Exercise brief: All of the data should be repeated exactly; pictures are not part of the copy.
--- START Exercise materials ---
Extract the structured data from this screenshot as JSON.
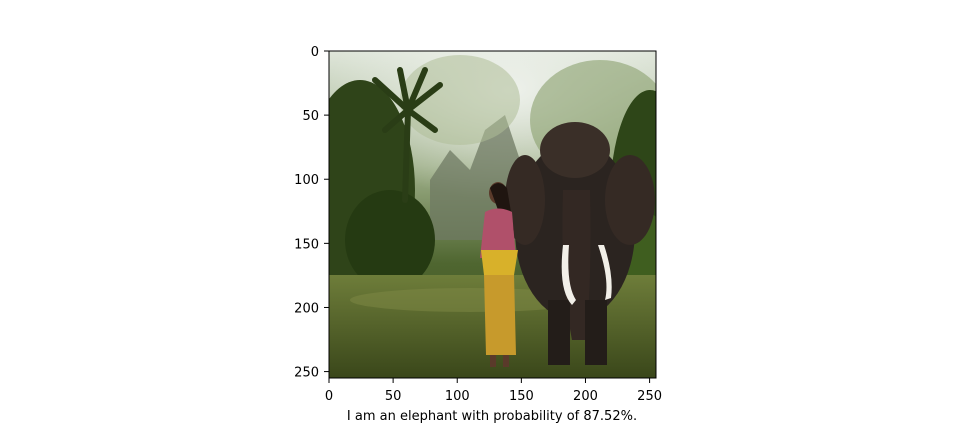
{
  "chart_data": {
    "type": "image",
    "x_ticks": [
      0,
      50,
      100,
      150,
      200,
      250
    ],
    "y_ticks": [
      0,
      50,
      100,
      150,
      200,
      250
    ],
    "xlim": [
      0,
      255
    ],
    "ylim": [
      255,
      0
    ],
    "xlabel": "I am an elephant with probability of 87.52%.",
    "grid": false,
    "image_content": "photo of a woman in traditional dress walking beside an elephant on a mossy forest path"
  },
  "colors": {
    "foliage_dark": "#1f2e12",
    "foliage_mid": "#4c6a2e",
    "foliage_light": "#9fb486",
    "sky_haze": "#e3e9e0",
    "ground": "#5f6f2a",
    "elephant": "#2b2420",
    "tusk": "#f2efe8",
    "dress_pink": "#b0506a",
    "sash_yellow": "#d8b12a"
  }
}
--- END Exercise materials ---
Completed task:
Extract the structured data from this screenshot as JSON.
{
  "chart_data": {
    "type": "image",
    "x_ticks": [
      0,
      50,
      100,
      150,
      200,
      250
    ],
    "y_ticks": [
      0,
      50,
      100,
      150,
      200,
      250
    ],
    "xlim": [
      0,
      255
    ],
    "ylim": [
      255,
      0
    ],
    "xlabel": "I am an elephant with probability of 87.52%.",
    "grid": false,
    "image_content": "photo of a woman in traditional dress walking beside an elephant on a mossy forest path"
  },
  "colors": {
    "foliage_dark": "#1f2e12",
    "foliage_mid": "#4c6a2e",
    "foliage_light": "#9fb486",
    "sky_haze": "#e3e9e0",
    "ground": "#5f6f2a",
    "elephant": "#2b2420",
    "tusk": "#f2efe8",
    "dress_pink": "#b0506a",
    "sash_yellow": "#d8b12a"
  }
}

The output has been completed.